[Start Records for this exercise]
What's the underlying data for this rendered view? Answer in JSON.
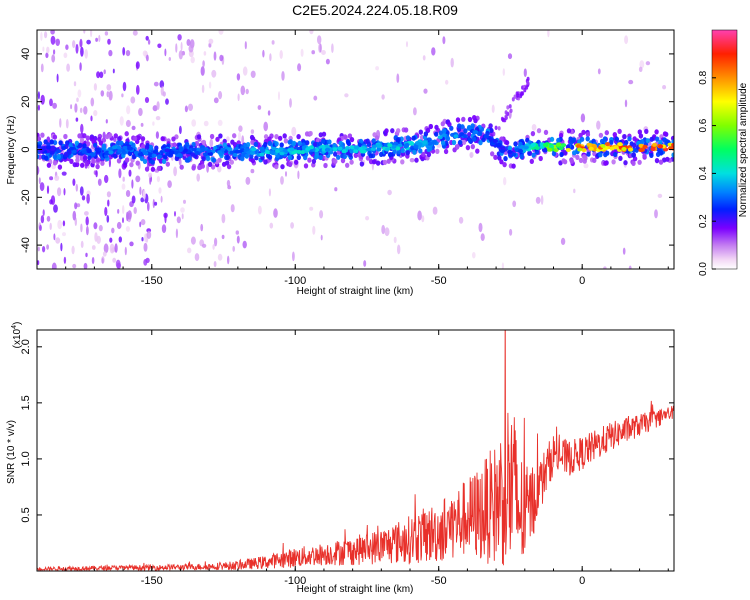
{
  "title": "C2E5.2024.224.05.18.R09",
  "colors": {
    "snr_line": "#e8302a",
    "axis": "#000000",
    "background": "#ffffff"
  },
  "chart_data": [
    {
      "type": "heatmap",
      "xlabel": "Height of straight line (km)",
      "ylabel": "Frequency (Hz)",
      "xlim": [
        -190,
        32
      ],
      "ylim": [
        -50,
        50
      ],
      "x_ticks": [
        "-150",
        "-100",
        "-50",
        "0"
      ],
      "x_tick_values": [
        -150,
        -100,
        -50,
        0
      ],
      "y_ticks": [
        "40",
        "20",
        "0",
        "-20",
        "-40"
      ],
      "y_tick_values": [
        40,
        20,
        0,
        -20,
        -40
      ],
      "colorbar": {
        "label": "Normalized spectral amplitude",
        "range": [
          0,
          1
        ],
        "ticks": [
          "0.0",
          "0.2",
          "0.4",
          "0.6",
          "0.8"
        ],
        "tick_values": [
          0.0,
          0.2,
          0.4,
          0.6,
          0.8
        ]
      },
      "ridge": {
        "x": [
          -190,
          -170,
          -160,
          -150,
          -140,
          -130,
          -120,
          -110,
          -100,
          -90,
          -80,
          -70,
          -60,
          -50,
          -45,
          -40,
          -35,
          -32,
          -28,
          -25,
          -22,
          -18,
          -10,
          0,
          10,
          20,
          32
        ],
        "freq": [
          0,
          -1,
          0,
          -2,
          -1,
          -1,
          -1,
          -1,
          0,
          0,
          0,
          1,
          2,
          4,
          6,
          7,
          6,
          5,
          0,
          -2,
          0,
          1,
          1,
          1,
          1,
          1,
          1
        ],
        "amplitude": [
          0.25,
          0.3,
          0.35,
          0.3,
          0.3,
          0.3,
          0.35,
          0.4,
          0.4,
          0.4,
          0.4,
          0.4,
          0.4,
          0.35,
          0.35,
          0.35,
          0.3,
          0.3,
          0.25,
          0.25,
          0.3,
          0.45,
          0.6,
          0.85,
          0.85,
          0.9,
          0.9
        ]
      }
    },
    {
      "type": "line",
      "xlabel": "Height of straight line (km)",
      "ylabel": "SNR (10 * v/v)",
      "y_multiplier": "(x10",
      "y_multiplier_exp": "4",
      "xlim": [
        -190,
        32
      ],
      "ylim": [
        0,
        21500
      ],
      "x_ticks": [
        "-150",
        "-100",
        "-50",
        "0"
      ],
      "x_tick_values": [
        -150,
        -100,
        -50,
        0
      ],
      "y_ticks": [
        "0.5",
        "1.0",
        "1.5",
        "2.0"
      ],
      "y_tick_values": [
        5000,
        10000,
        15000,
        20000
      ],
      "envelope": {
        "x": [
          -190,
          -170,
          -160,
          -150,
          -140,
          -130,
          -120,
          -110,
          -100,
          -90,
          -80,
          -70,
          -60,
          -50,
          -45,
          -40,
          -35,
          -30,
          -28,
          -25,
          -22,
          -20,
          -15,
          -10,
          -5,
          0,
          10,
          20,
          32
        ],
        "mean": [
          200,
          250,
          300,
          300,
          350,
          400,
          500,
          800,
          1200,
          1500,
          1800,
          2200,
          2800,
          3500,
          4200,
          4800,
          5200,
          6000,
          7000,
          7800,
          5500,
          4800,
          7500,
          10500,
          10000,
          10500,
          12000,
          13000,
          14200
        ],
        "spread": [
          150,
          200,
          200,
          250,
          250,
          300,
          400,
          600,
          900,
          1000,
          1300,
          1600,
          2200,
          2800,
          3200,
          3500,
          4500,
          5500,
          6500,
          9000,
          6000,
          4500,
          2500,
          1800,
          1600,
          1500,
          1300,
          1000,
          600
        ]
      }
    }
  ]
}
[End Records for this exercise]
*Instructions for the task:* Return every line from the records above that holds the word "amplitude".

*Reply to the exercise:*
        "label": "Normalized spectral amplitude",
        "amplitude": [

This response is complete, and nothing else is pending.